Requests:
1) In the abstract on machine learning algorithms for data labeling, which model is used to compare the algorithms?
2) According to the abstract on machine learning algorithms for data labeling, why is the lack of labeled data a major problem?
3) Extend the abstract on machine learning algorithms for data labeling past its final sentence.

Text section:
• • • •
MACHINE LEARNING ALGORITHMS FOR DATA LA-BELING: AN EMPIRICAL EVALUATION

Abstract

The lack of labeled data is a major problem in both research and industrial settings since obtaining labels is often an expensive and time-consuming activity. In the past years, several machine learning algorithms were developed to assist and perform automated labeling in partially labeled datasets. While many of these algorithms are available in open-source packages, there is no research that investigates how these algorithms compare to each other in different types of datasets and with different percentages of available labels. To address this problem, this paper empirically evaluates and compares seven algorithms for automated labeling in terms of accuracy. We investigate how these algorithms perform in six different and well-known datasets with three different types of data, images, texts, and numerical values. We evaluate these algorithms under two different experimental conditions, with 10% and 50% labels of available labels in the dataset. Each algorithm, in each dataset for each experimental condition, is evaluated independently ten times with different random seeds. The results are analyzed and the algorithms are compared utilizing a Bayesian Bradley-Terry model. The results indicate that while the algorithms label spreading with K-nearest neighbors perform better in the aggregated results, the active learning algorithms query by instance QBC and query instance uncertainty sample perform better when there is only 10% of labels available. These results can help machine learning practitioners in choosing optimal machine learning algorithms to label their data.
• • • •
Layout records
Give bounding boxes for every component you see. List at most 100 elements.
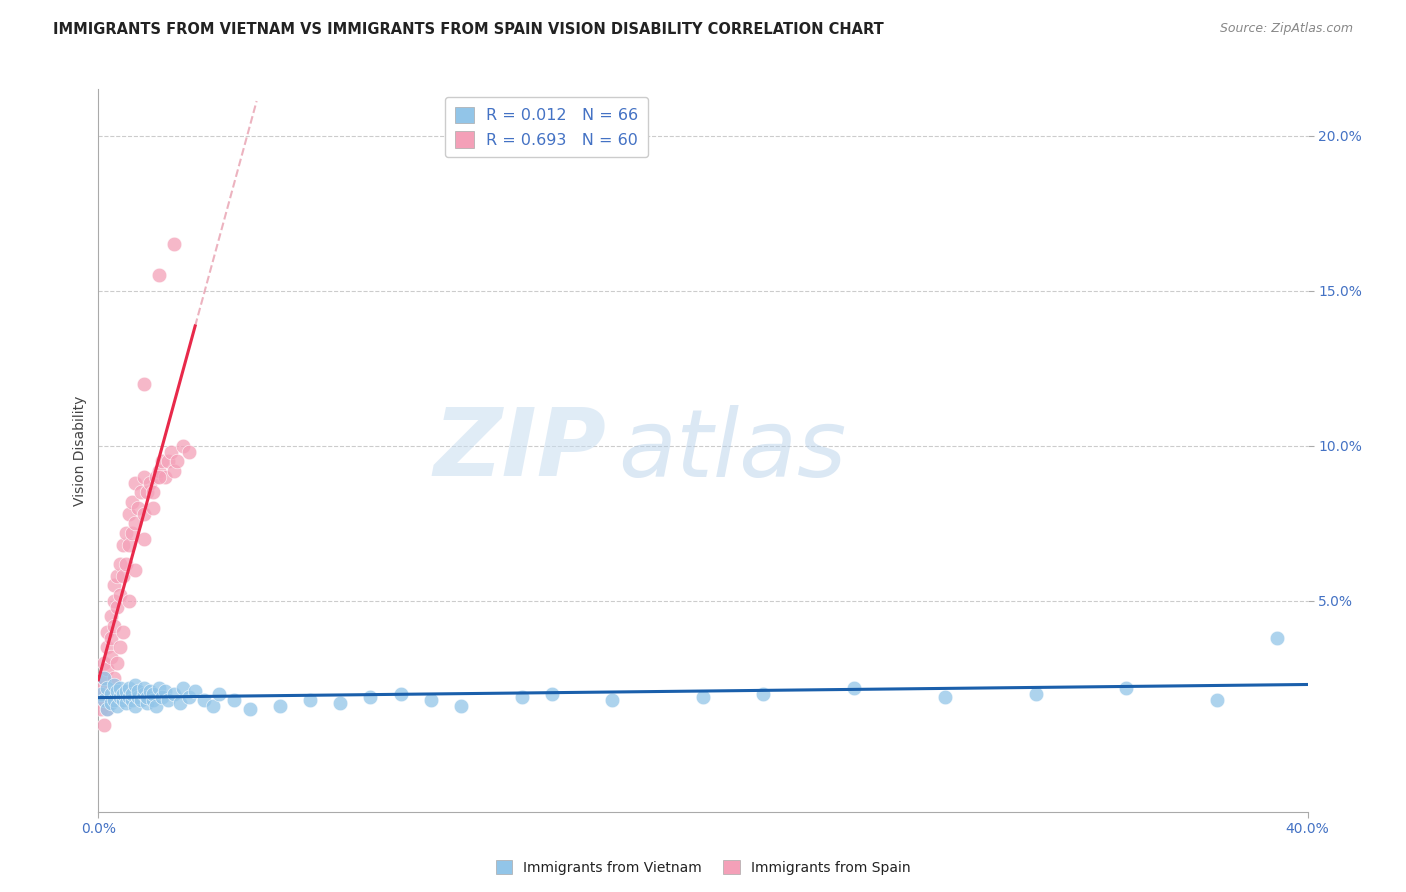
- Y-axis label: Vision Disability: Vision Disability: [73, 395, 87, 506]
- Point: [96, 662, 118, 676]
- Point: [121, 525, 143, 540]
- Point: [329, 696, 352, 710]
- Point: [96, 702, 118, 716]
- Point: [105, 600, 128, 615]
- Point: [142, 687, 165, 701]
- Point: [172, 681, 194, 695]
- Point: [224, 693, 246, 707]
- Point: [93, 672, 115, 686]
- Point: [105, 699, 128, 714]
- Point: [124, 516, 146, 531]
- Point: [103, 693, 125, 707]
- Point: [129, 693, 152, 707]
- Point: [103, 618, 125, 632]
- Point: [111, 693, 134, 707]
- Point: [100, 696, 122, 710]
- Point: [111, 687, 134, 701]
- Point: [127, 683, 149, 698]
- Point: [111, 624, 134, 639]
- Point: [160, 445, 183, 459]
- Point: [111, 569, 134, 583]
- Point: [124, 563, 146, 577]
- Point: [172, 439, 194, 453]
- Point: [96, 681, 118, 695]
- Point: [132, 532, 155, 546]
- Point: [299, 693, 322, 707]
- Point: [108, 681, 131, 695]
- Point: [90, 687, 112, 701]
- Point: [111, 538, 134, 552]
- Point: [145, 699, 167, 714]
- Point: [93, 718, 115, 732]
- Point: [142, 500, 165, 515]
- Point: [360, 690, 382, 704]
- Point: [153, 683, 176, 698]
- Point: [148, 268, 170, 283]
- Point: [1115, 681, 1137, 695]
- Point: [132, 687, 155, 701]
- Point: [100, 687, 122, 701]
- Point: [202, 699, 225, 714]
- Point: [420, 693, 443, 707]
- Point: [156, 454, 179, 468]
- Point: [540, 687, 562, 701]
- Legend: Immigrants from Vietnam, Immigrants from Spain: Immigrants from Vietnam, Immigrants from…: [491, 855, 915, 880]
- Point: [132, 376, 155, 391]
- Point: [118, 507, 141, 521]
- Point: [103, 672, 125, 686]
- Point: [166, 454, 188, 468]
- Point: [96, 640, 118, 655]
- Point: [169, 696, 191, 710]
- Point: [105, 683, 128, 698]
- Point: [148, 470, 170, 484]
- Point: [118, 690, 141, 704]
- Point: [100, 609, 122, 624]
- Point: [93, 656, 115, 670]
- Point: [114, 696, 136, 710]
- Point: [114, 525, 136, 540]
- Point: [114, 557, 136, 571]
- Point: [124, 677, 146, 691]
- Point: [135, 485, 157, 500]
- Point: [239, 702, 262, 716]
- Point: [163, 687, 186, 701]
- Point: [90, 702, 112, 716]
- Point: [150, 454, 173, 468]
- Point: [1206, 693, 1229, 707]
- Point: [163, 464, 186, 478]
- Point: [108, 640, 131, 655]
- Point: [105, 656, 128, 670]
- Point: [269, 699, 291, 714]
- Point: [96, 702, 118, 716]
- Point: [510, 690, 533, 704]
- Point: [450, 699, 472, 714]
- Point: [100, 687, 122, 701]
- Point: [139, 683, 162, 698]
- Point: [118, 538, 141, 552]
- Point: [93, 693, 115, 707]
- Point: [602, 693, 624, 707]
- Point: [163, 237, 186, 252]
- Point: [132, 470, 155, 484]
- Point: [692, 690, 714, 704]
- Point: [103, 677, 125, 691]
- Point: [132, 681, 155, 695]
- Point: [93, 693, 115, 707]
- Point: [121, 687, 143, 701]
- Point: [135, 690, 157, 704]
- Point: [179, 690, 201, 704]
- Point: [153, 470, 176, 484]
- Point: [124, 699, 146, 714]
- Point: [179, 445, 201, 459]
- Point: [844, 681, 866, 695]
- Point: [105, 569, 128, 583]
- Point: [148, 464, 170, 478]
- Point: [1267, 631, 1289, 645]
- Legend: R = 0.012   N = 66, R = 0.693   N = 60: R = 0.012 N = 66, R = 0.693 N = 60: [444, 97, 648, 158]
- Point: [145, 470, 167, 484]
- Point: [124, 476, 146, 491]
- Text: IMMIGRANTS FROM VIETNAM VS IMMIGRANTS FROM SPAIN VISION DISABILITY CORRELATION C: IMMIGRANTS FROM VIETNAM VS IMMIGRANTS FR…: [53, 22, 884, 37]
- Point: [108, 588, 131, 602]
- Point: [934, 690, 956, 704]
- Point: [103, 578, 125, 592]
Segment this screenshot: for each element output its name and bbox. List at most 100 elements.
• • • •
Task results:
1) A Bayesian Bradley-Terry model.

2) The lack of labeled data is a major problem in research and industry because obtaining labels is often expensive and time-consuming.

3)
1. INTRODUCTION

Supervised learning is the most commonly used machine learning paradigms. There are problems with supervised learning and machine learning in general. The first problem is that machine learning requires huge amounts of data. Secondly, supervised learning needs labels in the data. In a case study performed with industry, several labeling issues were found (Anonymous, 2020a) . A recent systematic literature review was conducted to see what type of machine learning algorithms exist to make the labeling easier. A recent systematic literature review investigated the use of Semisupervised learning and Active learning for automatic labeling of data (Anonymous, 2020b) . From those results the authors concluded which active and semi-supervised learning algorithms were the most popular and which datatypes they can be used on. However, even if there has been work done on active and semi-supervised learning, these learning paradigms are still very new for many companies and consequentially seldomly used. Utilizing a simulation study we evaluated seven semi-supervised and active learning algorithms on six datasets of different types, numerical, text and image data. Implementing a Bayesian Bradley Terry model we ranked the algorithms according to accuracy and effort. The contribution of this paper is to provide a taxonomy of automatic labeling algorithms and an empirical evaluation of algorithms in the taxonomy evaluated across two dimensions: Performance, how accurate the algorithm is, and Effort, how much manual work has to be done from the data scientist. The remainder of this paper is organized as follows. In the upcoming section we provide the an overview about semi-supervised and active learning algorithms and how they work. In section 3 we will describe our study, how we preformed the simulations, what datasets and source code we used, and what kind of metrics we used to evaluate performance, effort and applicability. In section 4 we provide the results from the simulation study and finally, we will interpret the results and conclude the paper in section 5.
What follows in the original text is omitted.